--- BEGIN PROVIDED RECORDS ---

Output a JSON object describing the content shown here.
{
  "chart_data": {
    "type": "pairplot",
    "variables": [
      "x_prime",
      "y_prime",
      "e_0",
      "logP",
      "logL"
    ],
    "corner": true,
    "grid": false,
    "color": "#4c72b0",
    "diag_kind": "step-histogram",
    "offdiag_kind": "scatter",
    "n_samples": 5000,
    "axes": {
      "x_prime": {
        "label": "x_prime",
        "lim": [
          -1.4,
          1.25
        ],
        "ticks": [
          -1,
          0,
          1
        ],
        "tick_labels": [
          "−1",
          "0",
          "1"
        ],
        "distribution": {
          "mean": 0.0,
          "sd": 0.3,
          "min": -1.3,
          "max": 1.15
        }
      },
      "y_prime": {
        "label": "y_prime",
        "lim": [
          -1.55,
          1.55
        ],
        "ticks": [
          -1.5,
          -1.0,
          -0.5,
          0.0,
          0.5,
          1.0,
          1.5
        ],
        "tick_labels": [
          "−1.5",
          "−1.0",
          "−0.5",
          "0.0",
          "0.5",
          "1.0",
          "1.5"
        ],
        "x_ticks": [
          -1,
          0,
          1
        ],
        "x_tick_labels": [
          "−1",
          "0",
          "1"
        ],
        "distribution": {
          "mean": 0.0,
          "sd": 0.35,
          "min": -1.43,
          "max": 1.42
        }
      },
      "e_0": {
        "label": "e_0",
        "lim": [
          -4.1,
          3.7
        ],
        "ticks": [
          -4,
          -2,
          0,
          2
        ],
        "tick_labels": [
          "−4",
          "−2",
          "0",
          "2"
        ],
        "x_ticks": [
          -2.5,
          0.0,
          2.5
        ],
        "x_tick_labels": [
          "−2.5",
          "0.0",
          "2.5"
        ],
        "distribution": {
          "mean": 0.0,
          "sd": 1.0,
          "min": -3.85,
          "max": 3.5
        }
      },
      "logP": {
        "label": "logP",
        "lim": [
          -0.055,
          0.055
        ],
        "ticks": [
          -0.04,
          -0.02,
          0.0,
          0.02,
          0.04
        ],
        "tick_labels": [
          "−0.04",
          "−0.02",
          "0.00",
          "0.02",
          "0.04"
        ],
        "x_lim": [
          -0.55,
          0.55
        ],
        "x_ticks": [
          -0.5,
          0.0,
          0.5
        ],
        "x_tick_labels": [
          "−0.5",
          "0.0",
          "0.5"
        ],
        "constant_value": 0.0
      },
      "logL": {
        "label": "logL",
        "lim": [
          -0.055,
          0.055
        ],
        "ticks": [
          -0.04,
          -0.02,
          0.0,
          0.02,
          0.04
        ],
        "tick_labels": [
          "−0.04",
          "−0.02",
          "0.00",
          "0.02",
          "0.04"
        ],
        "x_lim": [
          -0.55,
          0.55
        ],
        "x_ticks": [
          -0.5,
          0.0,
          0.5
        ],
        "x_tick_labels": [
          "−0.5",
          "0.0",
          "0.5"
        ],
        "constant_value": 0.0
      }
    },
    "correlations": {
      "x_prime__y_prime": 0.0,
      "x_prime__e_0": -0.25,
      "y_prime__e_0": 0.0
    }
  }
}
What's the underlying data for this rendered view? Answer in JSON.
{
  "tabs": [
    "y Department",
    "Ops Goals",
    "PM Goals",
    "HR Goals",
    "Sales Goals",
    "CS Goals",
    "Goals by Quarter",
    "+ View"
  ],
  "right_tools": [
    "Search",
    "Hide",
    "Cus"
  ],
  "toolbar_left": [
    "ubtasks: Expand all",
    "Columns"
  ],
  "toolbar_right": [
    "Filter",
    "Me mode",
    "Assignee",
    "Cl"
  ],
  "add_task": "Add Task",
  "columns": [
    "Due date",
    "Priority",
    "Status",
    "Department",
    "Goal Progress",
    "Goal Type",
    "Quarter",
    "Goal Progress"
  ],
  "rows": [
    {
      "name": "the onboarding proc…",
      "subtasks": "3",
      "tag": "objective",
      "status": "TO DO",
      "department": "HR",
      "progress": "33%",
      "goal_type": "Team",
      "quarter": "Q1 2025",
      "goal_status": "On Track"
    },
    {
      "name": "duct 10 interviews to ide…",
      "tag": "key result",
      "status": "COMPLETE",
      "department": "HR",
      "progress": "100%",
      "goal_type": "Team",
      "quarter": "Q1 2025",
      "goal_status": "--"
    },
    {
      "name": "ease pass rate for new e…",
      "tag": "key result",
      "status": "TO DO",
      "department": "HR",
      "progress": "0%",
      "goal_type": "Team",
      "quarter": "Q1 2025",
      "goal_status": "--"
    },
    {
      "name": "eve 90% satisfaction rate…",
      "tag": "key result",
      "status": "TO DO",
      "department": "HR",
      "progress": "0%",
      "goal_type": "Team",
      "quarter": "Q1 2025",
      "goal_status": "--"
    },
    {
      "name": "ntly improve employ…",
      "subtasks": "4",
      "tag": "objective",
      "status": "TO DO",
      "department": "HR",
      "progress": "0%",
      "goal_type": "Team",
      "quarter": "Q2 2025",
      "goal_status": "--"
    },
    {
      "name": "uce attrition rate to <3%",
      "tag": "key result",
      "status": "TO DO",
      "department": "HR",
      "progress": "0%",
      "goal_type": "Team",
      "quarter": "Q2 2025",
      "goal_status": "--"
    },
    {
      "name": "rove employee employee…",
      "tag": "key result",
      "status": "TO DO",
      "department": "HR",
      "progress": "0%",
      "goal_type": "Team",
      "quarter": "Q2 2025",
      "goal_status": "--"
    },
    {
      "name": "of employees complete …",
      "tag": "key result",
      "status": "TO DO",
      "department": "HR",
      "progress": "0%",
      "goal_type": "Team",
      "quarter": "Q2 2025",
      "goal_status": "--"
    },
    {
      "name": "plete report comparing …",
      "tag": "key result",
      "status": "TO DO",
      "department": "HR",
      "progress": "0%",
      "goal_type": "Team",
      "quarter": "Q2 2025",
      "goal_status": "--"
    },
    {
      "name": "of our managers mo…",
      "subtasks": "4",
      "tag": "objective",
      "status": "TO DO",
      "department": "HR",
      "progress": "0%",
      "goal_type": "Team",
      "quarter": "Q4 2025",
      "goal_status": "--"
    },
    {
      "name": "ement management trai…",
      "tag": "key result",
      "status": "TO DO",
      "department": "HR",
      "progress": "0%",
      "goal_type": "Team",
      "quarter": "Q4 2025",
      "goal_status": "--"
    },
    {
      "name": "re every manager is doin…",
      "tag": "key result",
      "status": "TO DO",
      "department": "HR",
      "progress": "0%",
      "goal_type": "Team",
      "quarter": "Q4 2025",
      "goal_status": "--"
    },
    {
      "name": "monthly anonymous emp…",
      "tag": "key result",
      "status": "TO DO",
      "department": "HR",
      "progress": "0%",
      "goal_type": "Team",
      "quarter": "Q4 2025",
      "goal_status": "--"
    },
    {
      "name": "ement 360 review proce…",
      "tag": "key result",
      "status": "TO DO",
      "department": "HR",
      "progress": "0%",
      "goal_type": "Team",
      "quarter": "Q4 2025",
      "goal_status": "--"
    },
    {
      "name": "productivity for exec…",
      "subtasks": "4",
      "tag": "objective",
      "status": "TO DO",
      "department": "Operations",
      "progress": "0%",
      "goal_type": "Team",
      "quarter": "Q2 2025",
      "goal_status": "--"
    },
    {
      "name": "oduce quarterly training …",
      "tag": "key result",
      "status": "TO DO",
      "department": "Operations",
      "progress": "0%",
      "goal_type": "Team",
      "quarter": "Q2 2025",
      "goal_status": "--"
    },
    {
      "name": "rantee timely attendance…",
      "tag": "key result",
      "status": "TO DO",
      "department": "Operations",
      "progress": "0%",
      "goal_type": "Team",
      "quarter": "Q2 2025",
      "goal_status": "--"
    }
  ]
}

--- END PROVIDED RECORDS ---

## REQUIRED WORK
Retype the data in full and match it exactly.

## FINAL ANSWER
Output a JSON object describing the content shown here.
{
  "chart_data": {
    "type": "pairplot",
    "variables": [
      "x_prime",
      "y_prime",
      "e_0",
      "logP",
      "logL"
    ],
    "corner": true,
    "grid": false,
    "color": "#4c72b0",
    "diag_kind": "step-histogram",
    "offdiag_kind": "scatter",
    "n_samples": 5000,
    "axes": {
      "x_prime": {
        "label": "x_prime",
        "lim": [
          -1.4,
          1.25
        ],
        "ticks": [
          -1,
          0,
          1
        ],
        "tick_labels": [
          "−1",
          "0",
          "1"
        ],
        "distribution": {
          "mean": 0.0,
          "sd": 0.3,
          "min": -1.3,
          "max": 1.15
        }
      },
      "y_prime": {
        "label": "y_prime",
        "lim": [
          -1.55,
          1.55
        ],
        "ticks": [
          -1.5,
          -1.0,
          -0.5,
          0.0,
          0.5,
          1.0,
          1.5
        ],
        "tick_labels": [
          "−1.5",
          "−1.0",
          "−0.5",
          "0.0",
          "0.5",
          "1.0",
          "1.5"
        ],
        "x_ticks": [
          -1,
          0,
          1
        ],
        "x_tick_labels": [
          "−1",
          "0",
          "1"
        ],
        "distribution": {
          "mean": 0.0,
          "sd": 0.35,
          "min": -1.43,
          "max": 1.42
        }
      },
      "e_0": {
        "label": "e_0",
        "lim": [
          -4.1,
          3.7
        ],
        "ticks": [
          -4,
          -2,
          0,
          2
        ],
        "tick_labels": [
          "−4",
          "−2",
          "0",
          "2"
        ],
        "x_ticks": [
          -2.5,
          0.0,
          2.5
        ],
        "x_tick_labels": [
          "−2.5",
          "0.0",
          "2.5"
        ],
        "distribution": {
          "mean": 0.0,
          "sd": 1.0,
          "min": -3.85,
          "max": 3.5
        }
      },
      "logP": {
        "label": "logP",
        "lim": [
          -0.055,
          0.055
        ],
        "ticks": [
          -0.04,
          -0.02,
          0.0,
          0.02,
          0.04
        ],
        "tick_labels": [
          "−0.04",
          "−0.02",
          "0.00",
          "0.02",
          "0.04"
        ],
        "x_lim": [
          -0.55,
          0.55
        ],
        "x_ticks": [
          -0.5,
          0.0,
          0.5
        ],
        "x_tick_labels": [
          "−0.5",
          "0.0",
          "0.5"
        ],
        "constant_value": 0.0
      },
      "logL": {
        "label": "logL",
        "lim": [
          -0.055,
          0.055
        ],
        "ticks": [
          -0.04,
          -0.02,
          0.0,
          0.02,
          0.04
        ],
        "tick_labels": [
          "−0.04",
          "−0.02",
          "0.00",
          "0.02",
          "0.04"
        ],
        "x_lim": [
          -0.55,
          0.55
        ],
        "x_ticks": [
          -0.5,
          0.0,
          0.5
        ],
        "x_tick_labels": [
          "−0.5",
          "0.0",
          "0.5"
        ],
        "constant_value": 0.0
      }
    },
    "correlations": {
      "x_prime__y_prime": 0.0,
      "x_prime__e_0": -0.25,
      "y_prime__e_0": 0.0
    }
  }
}
What's the underlying data for this rendered view? Answer in JSON.
{
  "tabs": [
    "y Department",
    "Ops Goals",
    "PM Goals",
    "HR Goals",
    "Sales Goals",
    "CS Goals",
    "Goals by Quarter",
    "+ View"
  ],
  "right_tools": [
    "Search",
    "Hide",
    "Cus"
  ],
  "toolbar_left": [
    "ubtasks: Expand all",
    "Columns"
  ],
  "toolbar_right": [
    "Filter",
    "Me mode",
    "Assignee",
    "Cl"
  ],
  "add_task": "Add Task",
  "columns": [
    "Due date",
    "Priority",
    "Status",
    "Department",
    "Goal Progress",
    "Goal Type",
    "Quarter",
    "Goal Progress"
  ],
  "rows": [
    {
      "name": "the onboarding proc…",
      "subtasks": "3",
      "tag": "objective",
      "status": "TO DO",
      "department": "HR",
      "progress": "33%",
      "goal_type": "Team",
      "quarter": "Q1 2025",
      "goal_status": "On Track"
    },
    {
      "name": "duct 10 interviews to ide…",
      "tag": "key result",
      "status": "COMPLETE",
      "department": "HR",
      "progress": "100%",
      "goal_type": "Team",
      "quarter": "Q1 2025",
      "goal_status": "--"
    },
    {
      "name": "ease pass rate for new e…",
      "tag": "key result",
      "status": "TO DO",
      "department": "HR",
      "progress": "0%",
      "goal_type": "Team",
      "quarter": "Q1 2025",
      "goal_status": "--"
    },
    {
      "name": "eve 90% satisfaction rate…",
      "tag": "key result",
      "status": "TO DO",
      "department": "HR",
      "progress": "0%",
      "goal_type": "Team",
      "quarter": "Q1 2025",
      "goal_status": "--"
    },
    {
      "name": "ntly improve employ…",
      "subtasks": "4",
      "tag": "objective",
      "status": "TO DO",
      "department": "HR",
      "progress": "0%",
      "goal_type": "Team",
      "quarter": "Q2 2025",
      "goal_status": "--"
    },
    {
      "name": "uce attrition rate to <3%",
      "tag": "key result",
      "status": "TO DO",
      "department": "HR",
      "progress": "0%",
      "goal_type": "Team",
      "quarter": "Q2 2025",
      "goal_status": "--"
    },
    {
      "name": "rove employee employee…",
      "tag": "key result",
      "status": "TO DO",
      "department": "HR",
      "progress": "0%",
      "goal_type": "Team",
      "quarter": "Q2 2025",
      "goal_status": "--"
    },
    {
      "name": "of employees complete …",
      "tag": "key result",
      "status": "TO DO",
      "department": "HR",
      "progress": "0%",
      "goal_type": "Team",
      "quarter": "Q2 2025",
      "goal_status": "--"
    },
    {
      "name": "plete report comparing …",
      "tag": "key result",
      "status": "TO DO",
      "department": "HR",
      "progress": "0%",
      "goal_type": "Team",
      "quarter": "Q2 2025",
      "goal_status": "--"
    },
    {
      "name": "of our managers mo…",
      "subtasks": "4",
      "tag": "objective",
      "status": "TO DO",
      "department": "HR",
      "progress": "0%",
      "goal_type": "Team",
      "quarter": "Q4 2025",
      "goal_status": "--"
    },
    {
      "name": "ement management trai…",
      "tag": "key result",
      "status": "TO DO",
      "department": "HR",
      "progress": "0%",
      "goal_type": "Team",
      "quarter": "Q4 2025",
      "goal_status": "--"
    },
    {
      "name": "re every manager is doin…",
      "tag": "key result",
      "status": "TO DO",
      "department": "HR",
      "progress": "0%",
      "goal_type": "Team",
      "quarter": "Q4 2025",
      "goal_status": "--"
    },
    {
      "name": "monthly anonymous emp…",
      "tag": "key result",
      "status": "TO DO",
      "department": "HR",
      "progress": "0%",
      "goal_type": "Team",
      "quarter": "Q4 2025",
      "goal_status": "--"
    },
    {
      "name": "ement 360 review proce…",
      "tag": "key result",
      "status": "TO DO",
      "department": "HR",
      "progress": "0%",
      "goal_type": "Team",
      "quarter": "Q4 2025",
      "goal_status": "--"
    },
    {
      "name": "productivity for exec…",
      "subtasks": "4",
      "tag": "objective",
      "status": "TO DO",
      "department": "Operations",
      "progress": "0%",
      "goal_type": "Team",
      "quarter": "Q2 2025",
      "goal_status": "--"
    },
    {
      "name": "oduce quarterly training …",
      "tag": "key result",
      "status": "TO DO",
      "department": "Operations",
      "progress": "0%",
      "goal_type": "Team",
      "quarter": "Q2 2025",
      "goal_status": "--"
    },
    {
      "name": "rantee timely attendance…",
      "tag": "key result",
      "status": "TO DO",
      "department": "Operations",
      "progress": "0%",
      "goal_type": "Team",
      "quarter": "Q2 2025",
      "goal_status": "--"
    }
  ]
}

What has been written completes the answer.